● **EXERCISE PROMPT**:
Count the lines below that contain "title". Give only the number.

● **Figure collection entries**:

— Start —

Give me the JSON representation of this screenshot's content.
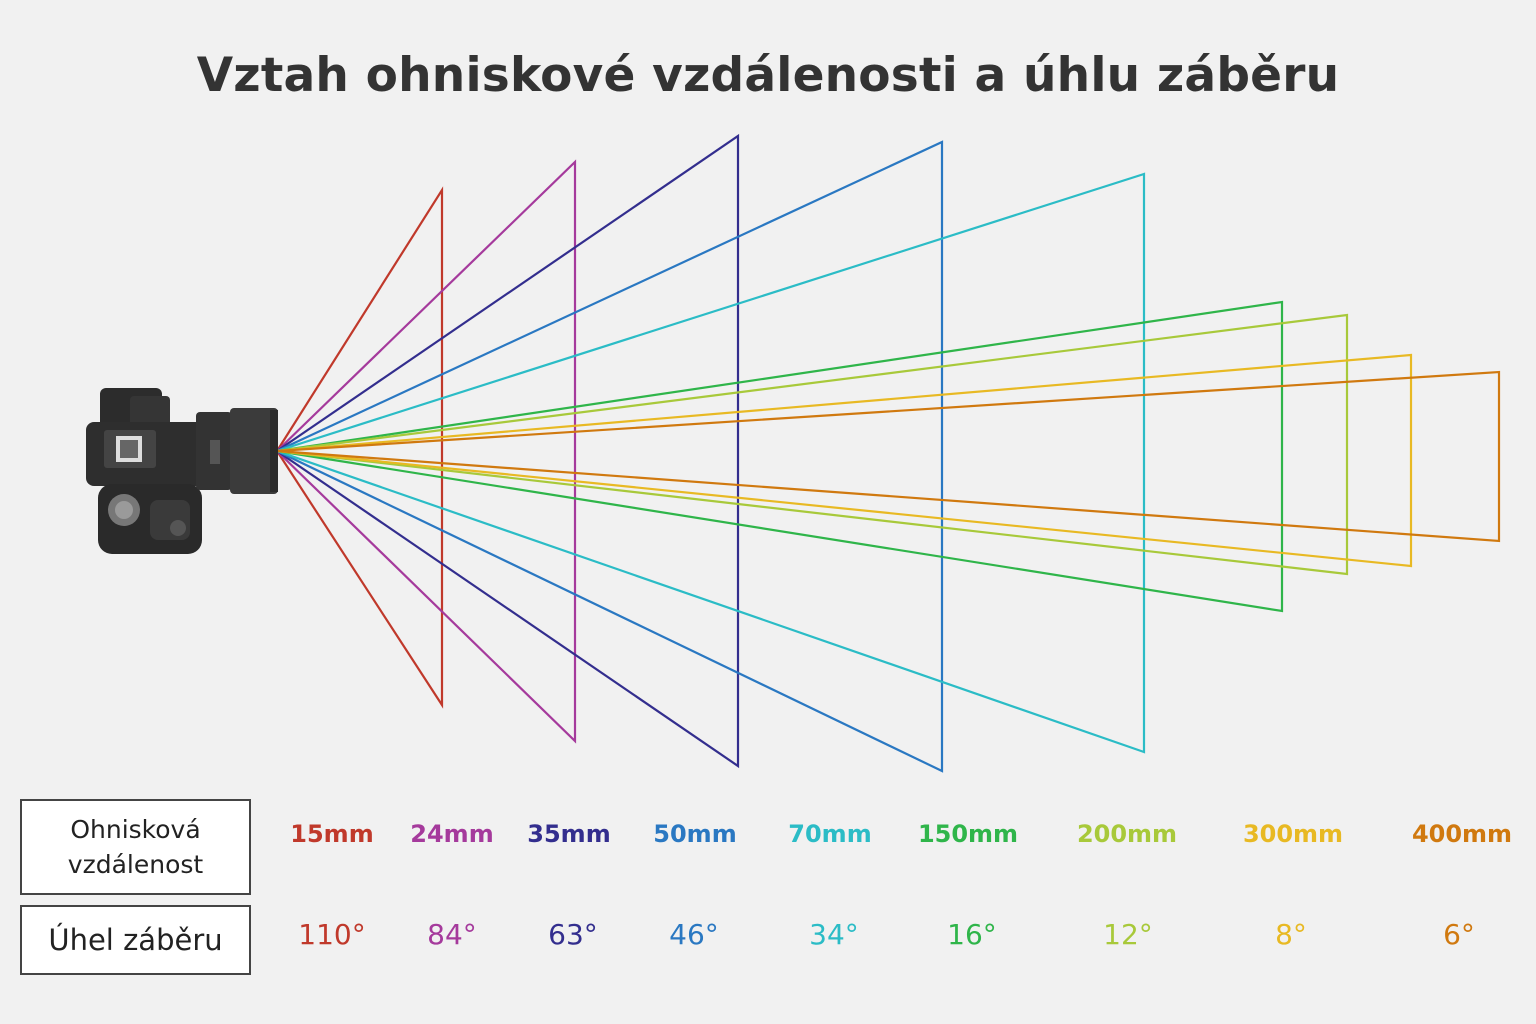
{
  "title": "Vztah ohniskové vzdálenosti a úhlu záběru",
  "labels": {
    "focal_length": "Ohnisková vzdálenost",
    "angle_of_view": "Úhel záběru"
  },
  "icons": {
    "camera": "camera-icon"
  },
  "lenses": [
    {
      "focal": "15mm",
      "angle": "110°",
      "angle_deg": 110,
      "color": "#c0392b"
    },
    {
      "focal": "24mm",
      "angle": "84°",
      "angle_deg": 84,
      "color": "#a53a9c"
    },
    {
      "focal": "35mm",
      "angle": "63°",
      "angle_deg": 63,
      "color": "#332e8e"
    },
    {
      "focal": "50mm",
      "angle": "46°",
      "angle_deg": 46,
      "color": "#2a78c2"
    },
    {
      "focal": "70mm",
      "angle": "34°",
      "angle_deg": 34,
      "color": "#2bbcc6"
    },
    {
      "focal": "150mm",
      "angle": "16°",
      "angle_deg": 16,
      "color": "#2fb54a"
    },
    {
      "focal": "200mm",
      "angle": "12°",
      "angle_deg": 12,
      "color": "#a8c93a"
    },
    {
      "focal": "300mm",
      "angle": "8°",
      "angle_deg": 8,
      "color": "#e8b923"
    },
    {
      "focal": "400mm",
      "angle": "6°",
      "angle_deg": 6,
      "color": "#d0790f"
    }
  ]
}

— End —
— Start —

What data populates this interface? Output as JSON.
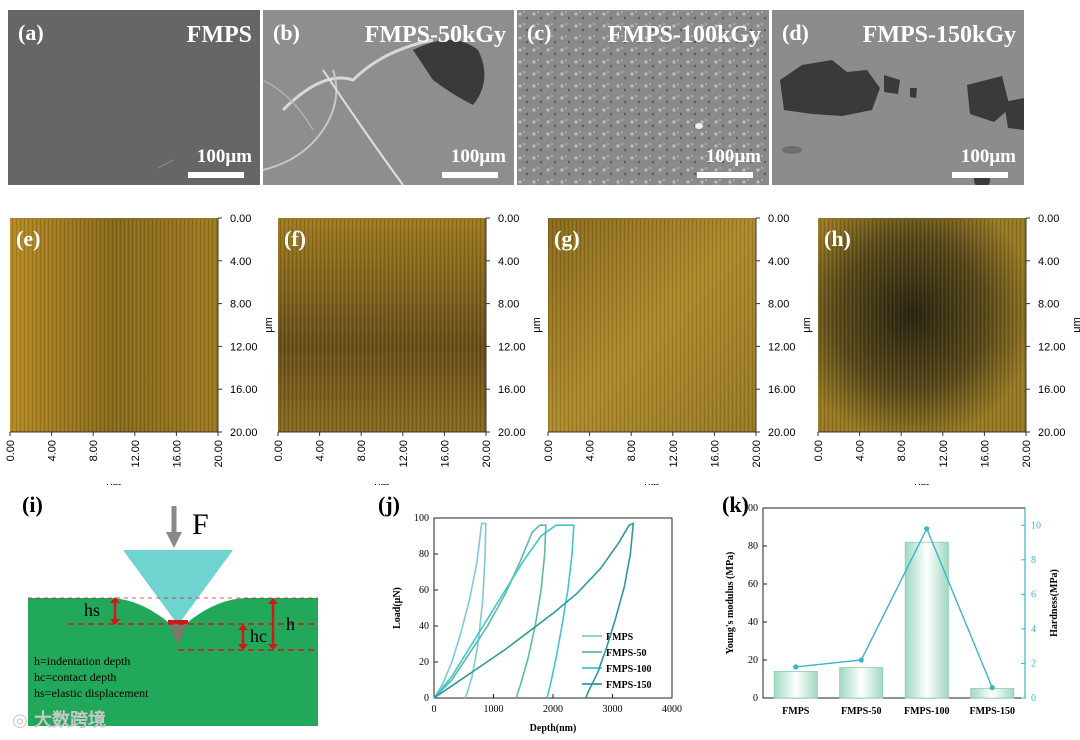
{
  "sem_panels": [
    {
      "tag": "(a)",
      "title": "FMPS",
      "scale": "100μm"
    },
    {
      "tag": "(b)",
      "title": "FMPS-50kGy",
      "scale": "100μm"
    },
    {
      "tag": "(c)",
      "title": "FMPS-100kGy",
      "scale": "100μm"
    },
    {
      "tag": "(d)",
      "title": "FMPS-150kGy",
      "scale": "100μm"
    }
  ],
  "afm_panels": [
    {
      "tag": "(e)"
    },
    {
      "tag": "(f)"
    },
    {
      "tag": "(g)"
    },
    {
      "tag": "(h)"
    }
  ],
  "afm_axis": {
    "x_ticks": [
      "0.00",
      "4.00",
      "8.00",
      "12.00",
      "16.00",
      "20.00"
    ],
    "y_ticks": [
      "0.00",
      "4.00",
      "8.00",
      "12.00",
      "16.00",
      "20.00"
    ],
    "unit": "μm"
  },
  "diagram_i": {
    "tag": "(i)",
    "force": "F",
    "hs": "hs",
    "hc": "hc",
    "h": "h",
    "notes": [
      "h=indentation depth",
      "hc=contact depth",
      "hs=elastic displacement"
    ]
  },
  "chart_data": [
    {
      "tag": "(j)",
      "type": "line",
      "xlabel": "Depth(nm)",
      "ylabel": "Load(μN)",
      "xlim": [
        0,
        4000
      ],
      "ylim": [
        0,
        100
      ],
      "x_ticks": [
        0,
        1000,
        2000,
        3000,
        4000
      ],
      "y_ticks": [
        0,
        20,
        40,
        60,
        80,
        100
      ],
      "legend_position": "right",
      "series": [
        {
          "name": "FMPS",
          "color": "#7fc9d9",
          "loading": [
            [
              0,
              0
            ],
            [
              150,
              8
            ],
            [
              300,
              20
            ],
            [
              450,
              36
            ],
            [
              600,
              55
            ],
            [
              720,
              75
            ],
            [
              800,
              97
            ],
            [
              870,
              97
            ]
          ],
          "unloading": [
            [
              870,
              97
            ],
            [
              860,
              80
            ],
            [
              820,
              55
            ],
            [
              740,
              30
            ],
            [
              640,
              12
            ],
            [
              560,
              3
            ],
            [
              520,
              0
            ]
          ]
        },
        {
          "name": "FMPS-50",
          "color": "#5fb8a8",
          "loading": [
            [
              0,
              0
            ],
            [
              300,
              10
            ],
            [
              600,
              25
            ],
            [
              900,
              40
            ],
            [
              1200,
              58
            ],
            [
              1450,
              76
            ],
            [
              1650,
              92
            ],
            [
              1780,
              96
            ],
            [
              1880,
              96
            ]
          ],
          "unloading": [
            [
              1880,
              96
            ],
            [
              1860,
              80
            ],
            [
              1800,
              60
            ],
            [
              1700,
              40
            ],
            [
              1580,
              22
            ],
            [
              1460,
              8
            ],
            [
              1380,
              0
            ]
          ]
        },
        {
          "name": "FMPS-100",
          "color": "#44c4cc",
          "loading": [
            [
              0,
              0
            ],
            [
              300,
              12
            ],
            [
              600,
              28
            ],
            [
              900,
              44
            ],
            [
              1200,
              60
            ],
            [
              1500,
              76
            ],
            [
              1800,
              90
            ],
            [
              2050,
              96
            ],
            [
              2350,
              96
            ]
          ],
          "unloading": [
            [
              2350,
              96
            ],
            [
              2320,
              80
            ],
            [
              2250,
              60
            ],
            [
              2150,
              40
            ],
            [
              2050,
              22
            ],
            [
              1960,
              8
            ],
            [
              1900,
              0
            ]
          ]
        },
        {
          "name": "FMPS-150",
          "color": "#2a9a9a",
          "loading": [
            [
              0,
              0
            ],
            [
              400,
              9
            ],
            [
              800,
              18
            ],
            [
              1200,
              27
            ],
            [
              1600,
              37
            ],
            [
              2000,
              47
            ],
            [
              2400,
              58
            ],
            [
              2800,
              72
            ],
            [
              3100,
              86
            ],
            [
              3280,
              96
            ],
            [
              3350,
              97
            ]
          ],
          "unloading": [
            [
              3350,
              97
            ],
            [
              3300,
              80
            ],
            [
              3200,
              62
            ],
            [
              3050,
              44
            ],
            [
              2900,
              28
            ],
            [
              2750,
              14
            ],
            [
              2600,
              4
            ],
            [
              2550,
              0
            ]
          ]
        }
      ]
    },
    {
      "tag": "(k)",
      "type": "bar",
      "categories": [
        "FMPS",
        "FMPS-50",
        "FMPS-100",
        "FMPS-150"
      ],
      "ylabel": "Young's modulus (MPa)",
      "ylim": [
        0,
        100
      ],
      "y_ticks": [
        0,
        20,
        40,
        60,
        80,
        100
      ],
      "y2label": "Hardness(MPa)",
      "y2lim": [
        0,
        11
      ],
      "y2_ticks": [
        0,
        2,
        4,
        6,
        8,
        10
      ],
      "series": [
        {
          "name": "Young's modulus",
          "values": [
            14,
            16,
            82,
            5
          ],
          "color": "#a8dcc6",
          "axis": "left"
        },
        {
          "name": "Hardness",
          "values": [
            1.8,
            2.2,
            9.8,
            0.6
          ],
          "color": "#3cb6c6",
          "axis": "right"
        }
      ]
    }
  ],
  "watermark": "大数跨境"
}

— End —

● **RESPONSE**:
5